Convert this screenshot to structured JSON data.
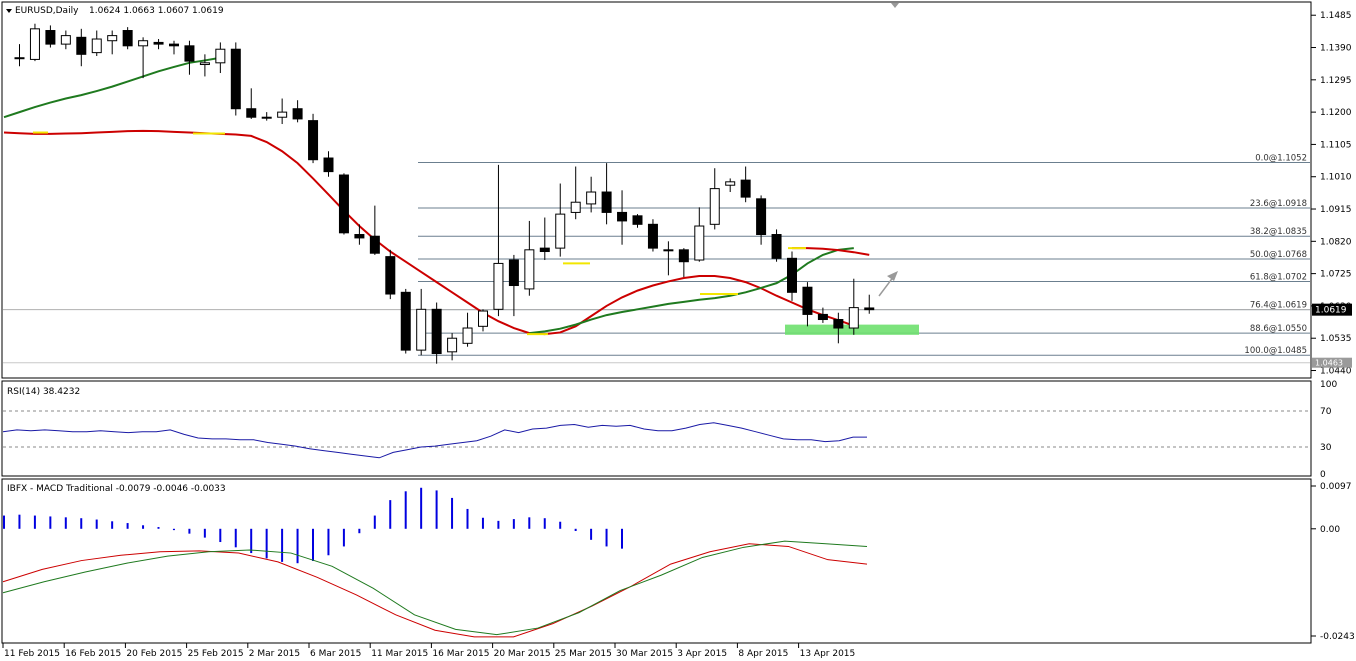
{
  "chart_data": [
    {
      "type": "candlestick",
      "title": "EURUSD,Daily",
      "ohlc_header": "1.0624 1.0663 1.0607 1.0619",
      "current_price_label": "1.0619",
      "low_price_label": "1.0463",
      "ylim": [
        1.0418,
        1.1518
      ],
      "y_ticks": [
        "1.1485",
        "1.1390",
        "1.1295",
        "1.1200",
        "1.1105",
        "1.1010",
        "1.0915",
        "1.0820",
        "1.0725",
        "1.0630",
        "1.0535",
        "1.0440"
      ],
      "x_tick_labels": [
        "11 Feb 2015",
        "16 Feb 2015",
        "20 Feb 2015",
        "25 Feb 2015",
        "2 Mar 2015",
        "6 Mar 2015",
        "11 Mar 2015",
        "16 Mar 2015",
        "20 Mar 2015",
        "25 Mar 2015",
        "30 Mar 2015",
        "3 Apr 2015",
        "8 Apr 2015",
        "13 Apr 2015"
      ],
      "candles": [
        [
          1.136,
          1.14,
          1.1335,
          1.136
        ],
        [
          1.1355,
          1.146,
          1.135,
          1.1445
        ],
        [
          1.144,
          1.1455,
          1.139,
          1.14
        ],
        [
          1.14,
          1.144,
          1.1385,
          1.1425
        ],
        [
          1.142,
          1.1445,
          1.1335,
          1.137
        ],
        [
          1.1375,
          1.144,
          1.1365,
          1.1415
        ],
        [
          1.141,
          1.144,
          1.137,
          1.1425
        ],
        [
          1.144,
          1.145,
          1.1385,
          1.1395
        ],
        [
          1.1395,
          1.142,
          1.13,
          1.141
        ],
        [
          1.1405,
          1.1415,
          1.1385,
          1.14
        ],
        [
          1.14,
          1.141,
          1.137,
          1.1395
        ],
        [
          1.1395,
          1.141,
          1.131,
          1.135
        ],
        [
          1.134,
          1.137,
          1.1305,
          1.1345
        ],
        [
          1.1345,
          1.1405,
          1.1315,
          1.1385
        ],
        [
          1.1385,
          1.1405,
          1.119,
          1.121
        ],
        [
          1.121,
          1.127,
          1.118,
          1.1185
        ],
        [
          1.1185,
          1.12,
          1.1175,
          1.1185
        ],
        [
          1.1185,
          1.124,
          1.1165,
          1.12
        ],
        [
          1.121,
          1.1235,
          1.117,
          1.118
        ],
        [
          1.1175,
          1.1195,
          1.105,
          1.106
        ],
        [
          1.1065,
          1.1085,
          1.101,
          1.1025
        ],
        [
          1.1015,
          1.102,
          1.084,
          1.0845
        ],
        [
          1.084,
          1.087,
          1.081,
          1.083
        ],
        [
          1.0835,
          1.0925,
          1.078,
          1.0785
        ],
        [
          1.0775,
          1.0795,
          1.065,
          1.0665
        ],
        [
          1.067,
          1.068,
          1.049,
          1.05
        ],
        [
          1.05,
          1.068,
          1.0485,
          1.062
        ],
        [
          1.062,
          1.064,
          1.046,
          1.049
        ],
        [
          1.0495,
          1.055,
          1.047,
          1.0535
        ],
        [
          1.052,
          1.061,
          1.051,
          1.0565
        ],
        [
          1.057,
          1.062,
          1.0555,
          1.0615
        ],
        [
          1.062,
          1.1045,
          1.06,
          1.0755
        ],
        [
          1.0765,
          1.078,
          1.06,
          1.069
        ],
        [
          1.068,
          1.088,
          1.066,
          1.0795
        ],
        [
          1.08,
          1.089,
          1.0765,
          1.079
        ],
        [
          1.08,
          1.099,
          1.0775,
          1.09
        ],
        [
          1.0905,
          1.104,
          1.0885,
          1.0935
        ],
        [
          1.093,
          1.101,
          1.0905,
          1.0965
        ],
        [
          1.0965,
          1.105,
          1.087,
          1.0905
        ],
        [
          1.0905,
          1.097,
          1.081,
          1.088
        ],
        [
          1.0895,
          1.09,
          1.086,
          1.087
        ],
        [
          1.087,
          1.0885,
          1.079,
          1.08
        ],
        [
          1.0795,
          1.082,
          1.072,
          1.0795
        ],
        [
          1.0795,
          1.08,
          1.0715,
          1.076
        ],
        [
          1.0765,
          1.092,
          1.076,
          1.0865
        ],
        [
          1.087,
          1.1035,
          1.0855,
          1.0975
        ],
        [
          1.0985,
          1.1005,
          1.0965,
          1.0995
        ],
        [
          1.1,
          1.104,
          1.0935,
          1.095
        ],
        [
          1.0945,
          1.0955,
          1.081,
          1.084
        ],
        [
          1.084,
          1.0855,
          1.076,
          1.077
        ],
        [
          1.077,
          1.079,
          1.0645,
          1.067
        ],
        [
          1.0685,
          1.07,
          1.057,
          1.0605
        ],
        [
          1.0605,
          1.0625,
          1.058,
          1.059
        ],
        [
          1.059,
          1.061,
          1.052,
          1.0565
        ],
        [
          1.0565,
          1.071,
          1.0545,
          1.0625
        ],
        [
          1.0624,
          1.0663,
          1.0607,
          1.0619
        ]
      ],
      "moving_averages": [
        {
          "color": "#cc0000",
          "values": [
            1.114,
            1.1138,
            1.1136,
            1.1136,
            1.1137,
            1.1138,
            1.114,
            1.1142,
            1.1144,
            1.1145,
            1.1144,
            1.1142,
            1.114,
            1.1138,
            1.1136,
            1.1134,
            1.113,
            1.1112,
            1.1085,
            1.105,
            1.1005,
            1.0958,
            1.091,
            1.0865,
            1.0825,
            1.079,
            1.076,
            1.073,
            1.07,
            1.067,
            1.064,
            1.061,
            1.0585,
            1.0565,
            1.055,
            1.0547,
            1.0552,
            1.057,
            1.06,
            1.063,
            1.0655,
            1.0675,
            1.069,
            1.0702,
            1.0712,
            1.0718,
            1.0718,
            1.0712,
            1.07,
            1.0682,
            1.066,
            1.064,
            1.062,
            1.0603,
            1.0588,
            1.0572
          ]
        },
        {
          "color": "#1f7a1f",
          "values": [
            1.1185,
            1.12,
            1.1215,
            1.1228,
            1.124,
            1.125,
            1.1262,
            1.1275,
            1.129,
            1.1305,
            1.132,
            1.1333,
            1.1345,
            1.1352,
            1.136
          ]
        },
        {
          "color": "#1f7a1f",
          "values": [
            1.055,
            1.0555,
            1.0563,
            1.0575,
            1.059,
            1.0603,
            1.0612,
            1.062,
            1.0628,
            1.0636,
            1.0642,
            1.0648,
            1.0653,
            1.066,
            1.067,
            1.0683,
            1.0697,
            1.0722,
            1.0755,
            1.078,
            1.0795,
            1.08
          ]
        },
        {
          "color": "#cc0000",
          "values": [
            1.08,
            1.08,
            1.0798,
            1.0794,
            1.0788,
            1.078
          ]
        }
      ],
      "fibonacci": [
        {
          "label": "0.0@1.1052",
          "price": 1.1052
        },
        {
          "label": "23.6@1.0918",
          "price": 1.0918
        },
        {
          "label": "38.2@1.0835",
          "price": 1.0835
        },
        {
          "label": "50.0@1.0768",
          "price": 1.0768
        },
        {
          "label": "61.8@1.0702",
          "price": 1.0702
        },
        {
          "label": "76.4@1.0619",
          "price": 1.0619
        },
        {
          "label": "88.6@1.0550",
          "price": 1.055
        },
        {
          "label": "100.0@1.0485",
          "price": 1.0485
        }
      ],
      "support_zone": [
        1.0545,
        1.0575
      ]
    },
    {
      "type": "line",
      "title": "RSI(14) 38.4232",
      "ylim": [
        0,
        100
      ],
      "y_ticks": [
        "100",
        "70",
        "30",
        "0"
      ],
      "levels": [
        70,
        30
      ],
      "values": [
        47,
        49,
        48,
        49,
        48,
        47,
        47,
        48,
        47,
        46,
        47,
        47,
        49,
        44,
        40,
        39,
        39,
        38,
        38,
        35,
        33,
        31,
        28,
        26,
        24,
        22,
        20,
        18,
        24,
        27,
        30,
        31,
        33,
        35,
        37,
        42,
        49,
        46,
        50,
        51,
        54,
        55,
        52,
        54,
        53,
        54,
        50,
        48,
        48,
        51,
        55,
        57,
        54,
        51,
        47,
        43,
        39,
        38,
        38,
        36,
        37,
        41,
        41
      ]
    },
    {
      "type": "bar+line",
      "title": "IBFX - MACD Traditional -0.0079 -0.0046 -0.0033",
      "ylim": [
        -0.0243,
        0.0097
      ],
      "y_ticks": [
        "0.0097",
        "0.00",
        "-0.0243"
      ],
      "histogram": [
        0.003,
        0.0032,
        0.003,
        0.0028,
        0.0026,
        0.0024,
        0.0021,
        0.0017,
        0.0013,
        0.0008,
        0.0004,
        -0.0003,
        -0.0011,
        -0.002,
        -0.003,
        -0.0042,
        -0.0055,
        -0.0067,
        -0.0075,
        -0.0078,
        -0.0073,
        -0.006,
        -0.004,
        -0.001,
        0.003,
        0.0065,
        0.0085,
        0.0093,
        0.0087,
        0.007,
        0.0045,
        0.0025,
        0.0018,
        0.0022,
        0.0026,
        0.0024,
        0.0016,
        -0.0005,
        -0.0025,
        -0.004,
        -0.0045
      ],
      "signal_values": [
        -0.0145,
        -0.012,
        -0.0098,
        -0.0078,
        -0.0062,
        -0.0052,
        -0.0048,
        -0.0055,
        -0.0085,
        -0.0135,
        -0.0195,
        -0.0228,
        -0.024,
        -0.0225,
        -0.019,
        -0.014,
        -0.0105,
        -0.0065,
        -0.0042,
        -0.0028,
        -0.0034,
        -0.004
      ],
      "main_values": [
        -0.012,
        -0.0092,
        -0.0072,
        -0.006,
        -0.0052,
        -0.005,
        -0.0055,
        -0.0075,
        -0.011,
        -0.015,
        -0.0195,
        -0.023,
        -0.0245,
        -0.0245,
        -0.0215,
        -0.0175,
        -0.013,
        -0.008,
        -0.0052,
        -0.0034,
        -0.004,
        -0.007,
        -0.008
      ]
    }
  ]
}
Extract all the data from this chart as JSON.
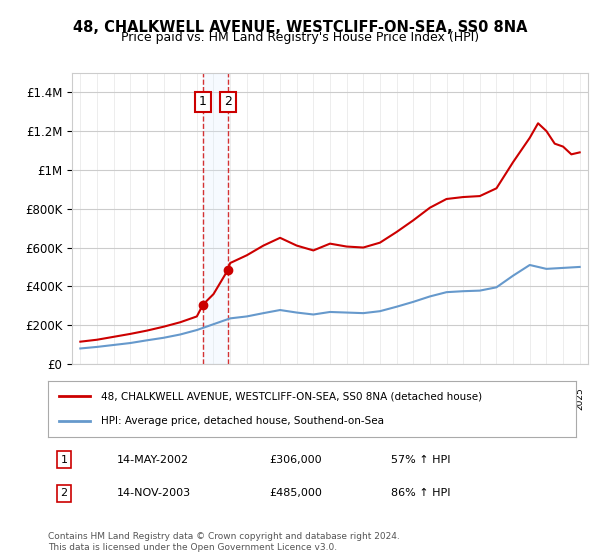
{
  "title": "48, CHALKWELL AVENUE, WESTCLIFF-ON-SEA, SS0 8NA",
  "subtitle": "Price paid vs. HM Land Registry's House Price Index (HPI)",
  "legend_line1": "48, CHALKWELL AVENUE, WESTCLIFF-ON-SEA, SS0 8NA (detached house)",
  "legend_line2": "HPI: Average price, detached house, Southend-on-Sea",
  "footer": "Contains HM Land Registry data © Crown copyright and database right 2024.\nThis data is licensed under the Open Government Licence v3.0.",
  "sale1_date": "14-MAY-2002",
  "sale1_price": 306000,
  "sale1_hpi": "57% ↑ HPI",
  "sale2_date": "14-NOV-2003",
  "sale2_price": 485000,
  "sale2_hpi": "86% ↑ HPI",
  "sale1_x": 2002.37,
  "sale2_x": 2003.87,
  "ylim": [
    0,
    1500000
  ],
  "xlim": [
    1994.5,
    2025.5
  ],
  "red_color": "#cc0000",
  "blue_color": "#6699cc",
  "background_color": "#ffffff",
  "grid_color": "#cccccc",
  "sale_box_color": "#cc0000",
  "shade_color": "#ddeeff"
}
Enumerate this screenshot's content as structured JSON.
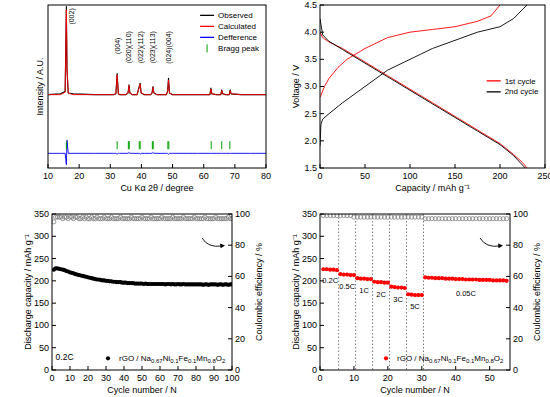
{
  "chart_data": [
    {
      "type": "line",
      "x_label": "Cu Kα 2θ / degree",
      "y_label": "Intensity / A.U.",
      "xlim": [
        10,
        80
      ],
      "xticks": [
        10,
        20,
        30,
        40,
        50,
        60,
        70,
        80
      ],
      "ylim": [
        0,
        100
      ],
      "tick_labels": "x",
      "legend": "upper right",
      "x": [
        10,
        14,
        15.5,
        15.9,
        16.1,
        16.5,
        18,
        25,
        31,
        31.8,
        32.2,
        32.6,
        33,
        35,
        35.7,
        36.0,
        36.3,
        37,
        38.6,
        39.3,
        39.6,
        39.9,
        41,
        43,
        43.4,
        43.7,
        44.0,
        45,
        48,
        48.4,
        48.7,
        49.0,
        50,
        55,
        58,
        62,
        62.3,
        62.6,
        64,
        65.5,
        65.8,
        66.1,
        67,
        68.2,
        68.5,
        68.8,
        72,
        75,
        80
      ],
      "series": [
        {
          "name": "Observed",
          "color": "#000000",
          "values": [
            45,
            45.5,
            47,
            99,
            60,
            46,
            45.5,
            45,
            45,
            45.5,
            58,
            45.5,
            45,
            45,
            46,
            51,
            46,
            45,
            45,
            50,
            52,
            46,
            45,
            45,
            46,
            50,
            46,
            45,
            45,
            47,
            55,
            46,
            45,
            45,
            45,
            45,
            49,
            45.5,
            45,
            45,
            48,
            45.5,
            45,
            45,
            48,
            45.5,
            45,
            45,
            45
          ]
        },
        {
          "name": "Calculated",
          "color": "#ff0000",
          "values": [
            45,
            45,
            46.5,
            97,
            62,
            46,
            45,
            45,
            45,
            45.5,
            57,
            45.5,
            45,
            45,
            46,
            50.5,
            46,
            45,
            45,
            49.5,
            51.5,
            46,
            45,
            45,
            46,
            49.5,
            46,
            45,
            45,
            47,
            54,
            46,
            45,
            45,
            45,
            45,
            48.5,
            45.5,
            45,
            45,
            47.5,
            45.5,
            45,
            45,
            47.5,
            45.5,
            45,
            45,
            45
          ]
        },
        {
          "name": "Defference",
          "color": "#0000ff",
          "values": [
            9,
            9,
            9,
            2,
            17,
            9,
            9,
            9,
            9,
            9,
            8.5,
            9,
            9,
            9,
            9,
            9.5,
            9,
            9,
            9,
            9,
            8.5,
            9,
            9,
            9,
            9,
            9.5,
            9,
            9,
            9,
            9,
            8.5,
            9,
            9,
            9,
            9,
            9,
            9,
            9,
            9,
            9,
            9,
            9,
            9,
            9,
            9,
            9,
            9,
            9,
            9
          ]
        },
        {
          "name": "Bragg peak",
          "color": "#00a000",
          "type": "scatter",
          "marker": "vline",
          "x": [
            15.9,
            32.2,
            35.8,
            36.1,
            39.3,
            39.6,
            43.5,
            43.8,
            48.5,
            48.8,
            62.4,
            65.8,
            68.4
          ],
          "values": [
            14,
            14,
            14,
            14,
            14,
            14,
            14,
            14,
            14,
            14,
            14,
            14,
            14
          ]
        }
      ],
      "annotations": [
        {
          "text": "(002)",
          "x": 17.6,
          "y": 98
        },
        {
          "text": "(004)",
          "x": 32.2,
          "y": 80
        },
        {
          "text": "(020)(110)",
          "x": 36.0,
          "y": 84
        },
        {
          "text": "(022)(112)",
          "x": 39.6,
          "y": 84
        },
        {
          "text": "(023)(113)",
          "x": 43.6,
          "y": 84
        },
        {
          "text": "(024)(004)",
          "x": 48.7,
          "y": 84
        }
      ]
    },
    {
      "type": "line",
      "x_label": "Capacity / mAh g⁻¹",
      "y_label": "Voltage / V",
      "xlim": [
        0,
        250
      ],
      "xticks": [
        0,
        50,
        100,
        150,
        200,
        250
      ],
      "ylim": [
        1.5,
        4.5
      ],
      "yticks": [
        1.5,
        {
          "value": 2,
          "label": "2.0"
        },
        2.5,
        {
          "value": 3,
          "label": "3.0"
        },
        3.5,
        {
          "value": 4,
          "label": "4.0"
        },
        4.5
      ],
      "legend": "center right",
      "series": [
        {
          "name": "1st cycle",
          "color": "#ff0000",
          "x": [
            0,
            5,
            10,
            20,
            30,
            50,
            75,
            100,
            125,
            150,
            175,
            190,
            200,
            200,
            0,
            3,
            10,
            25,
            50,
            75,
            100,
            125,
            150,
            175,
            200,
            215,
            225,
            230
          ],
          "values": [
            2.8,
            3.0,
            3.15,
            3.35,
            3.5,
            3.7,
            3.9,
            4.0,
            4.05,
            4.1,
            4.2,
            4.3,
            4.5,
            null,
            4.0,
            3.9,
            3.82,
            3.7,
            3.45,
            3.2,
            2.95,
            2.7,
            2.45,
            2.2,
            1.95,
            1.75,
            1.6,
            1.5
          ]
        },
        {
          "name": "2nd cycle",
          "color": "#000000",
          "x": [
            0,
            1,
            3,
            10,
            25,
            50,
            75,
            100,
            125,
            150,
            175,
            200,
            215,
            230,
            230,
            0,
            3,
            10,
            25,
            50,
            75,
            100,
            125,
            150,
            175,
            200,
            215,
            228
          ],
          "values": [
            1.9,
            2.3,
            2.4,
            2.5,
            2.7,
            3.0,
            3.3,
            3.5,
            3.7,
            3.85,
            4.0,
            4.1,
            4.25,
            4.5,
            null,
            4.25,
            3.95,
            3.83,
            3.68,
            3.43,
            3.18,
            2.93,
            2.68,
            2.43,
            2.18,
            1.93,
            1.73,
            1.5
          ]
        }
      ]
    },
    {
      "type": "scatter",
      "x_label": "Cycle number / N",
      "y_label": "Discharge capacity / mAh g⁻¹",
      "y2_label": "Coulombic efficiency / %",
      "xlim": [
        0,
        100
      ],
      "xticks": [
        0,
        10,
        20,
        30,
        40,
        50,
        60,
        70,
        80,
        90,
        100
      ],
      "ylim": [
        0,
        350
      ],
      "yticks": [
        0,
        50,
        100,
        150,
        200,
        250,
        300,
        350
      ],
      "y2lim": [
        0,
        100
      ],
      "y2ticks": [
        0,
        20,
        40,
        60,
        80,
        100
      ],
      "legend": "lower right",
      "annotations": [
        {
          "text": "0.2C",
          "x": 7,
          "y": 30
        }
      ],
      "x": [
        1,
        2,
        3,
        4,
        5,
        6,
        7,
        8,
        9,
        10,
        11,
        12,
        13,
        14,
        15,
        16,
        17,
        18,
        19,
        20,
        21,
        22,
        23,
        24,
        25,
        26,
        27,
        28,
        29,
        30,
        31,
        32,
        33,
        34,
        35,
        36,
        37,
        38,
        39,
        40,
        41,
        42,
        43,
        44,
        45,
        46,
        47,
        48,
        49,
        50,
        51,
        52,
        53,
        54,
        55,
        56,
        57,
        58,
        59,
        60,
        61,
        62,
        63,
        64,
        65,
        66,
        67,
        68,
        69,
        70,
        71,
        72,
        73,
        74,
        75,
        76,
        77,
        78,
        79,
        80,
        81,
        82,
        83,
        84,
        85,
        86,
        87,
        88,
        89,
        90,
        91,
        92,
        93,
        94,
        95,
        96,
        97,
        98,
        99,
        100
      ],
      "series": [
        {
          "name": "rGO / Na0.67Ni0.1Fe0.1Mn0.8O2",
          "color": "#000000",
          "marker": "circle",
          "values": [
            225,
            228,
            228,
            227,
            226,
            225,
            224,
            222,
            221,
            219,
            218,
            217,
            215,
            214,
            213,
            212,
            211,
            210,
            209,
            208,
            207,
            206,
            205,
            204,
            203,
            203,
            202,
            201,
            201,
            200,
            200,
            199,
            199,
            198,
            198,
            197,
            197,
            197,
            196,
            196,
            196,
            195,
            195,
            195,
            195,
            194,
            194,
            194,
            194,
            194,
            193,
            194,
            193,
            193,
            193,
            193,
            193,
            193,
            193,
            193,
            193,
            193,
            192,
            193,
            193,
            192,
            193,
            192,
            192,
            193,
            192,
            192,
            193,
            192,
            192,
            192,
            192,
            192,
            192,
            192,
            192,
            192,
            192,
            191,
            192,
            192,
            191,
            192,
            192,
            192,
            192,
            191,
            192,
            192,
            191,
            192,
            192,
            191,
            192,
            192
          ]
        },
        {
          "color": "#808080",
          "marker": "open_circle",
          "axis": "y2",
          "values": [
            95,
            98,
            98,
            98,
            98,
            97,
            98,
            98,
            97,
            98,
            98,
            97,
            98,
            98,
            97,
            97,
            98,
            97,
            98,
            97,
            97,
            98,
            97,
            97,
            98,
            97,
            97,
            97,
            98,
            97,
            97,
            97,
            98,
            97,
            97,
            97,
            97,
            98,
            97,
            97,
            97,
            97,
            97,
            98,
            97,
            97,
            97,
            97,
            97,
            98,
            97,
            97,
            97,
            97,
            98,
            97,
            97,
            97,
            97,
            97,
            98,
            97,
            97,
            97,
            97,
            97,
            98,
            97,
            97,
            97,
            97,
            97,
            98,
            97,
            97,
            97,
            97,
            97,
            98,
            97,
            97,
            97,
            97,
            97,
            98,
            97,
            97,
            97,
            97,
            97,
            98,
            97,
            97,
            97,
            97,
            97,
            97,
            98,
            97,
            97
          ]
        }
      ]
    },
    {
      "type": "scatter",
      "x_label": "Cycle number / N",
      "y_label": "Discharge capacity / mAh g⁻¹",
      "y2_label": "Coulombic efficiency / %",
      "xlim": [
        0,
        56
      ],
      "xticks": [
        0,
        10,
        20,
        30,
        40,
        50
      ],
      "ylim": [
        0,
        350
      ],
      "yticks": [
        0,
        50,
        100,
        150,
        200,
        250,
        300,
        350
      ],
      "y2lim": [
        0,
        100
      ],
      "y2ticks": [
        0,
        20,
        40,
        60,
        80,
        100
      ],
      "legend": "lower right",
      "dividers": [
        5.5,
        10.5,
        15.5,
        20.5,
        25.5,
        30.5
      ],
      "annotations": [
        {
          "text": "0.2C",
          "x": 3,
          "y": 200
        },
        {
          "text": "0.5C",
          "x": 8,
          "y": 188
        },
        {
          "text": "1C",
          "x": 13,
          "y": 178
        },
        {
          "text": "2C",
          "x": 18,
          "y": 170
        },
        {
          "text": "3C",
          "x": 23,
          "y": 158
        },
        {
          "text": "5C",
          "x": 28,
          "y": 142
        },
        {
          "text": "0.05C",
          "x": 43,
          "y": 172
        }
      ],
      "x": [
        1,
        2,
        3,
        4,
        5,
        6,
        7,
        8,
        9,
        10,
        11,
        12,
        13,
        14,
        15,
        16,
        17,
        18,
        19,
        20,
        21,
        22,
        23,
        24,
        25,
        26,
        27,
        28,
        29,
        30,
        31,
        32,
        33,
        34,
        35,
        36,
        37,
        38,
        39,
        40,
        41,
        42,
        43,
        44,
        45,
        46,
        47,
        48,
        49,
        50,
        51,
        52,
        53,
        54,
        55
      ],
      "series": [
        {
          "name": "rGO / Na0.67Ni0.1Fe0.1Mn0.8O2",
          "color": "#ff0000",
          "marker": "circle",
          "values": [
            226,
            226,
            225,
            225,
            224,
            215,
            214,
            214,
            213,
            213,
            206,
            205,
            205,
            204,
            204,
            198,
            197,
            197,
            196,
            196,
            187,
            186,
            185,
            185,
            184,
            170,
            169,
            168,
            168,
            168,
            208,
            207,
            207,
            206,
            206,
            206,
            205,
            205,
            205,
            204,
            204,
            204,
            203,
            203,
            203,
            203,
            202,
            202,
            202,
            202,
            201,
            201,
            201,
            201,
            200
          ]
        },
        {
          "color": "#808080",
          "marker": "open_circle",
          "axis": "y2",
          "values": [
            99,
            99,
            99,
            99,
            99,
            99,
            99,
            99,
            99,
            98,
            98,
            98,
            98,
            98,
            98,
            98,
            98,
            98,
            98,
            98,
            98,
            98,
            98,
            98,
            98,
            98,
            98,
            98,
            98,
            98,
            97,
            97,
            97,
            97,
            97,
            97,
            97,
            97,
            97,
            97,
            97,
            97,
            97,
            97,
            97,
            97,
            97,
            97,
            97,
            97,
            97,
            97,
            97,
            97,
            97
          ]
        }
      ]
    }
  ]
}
· · · ·
=== Exercise goal ===
Filter the records down to the lines that contain the string "Registry", and copy those lines.

=== Response to the task ===
  "subtitle": "Price paid vs. HM Land Registry's House Price Index (HPI)",
  "footer": "Contains HM Land Registry data © Crown copyright and database right 2024.\nThis data is licensed under the Open Government Licence v3.0.",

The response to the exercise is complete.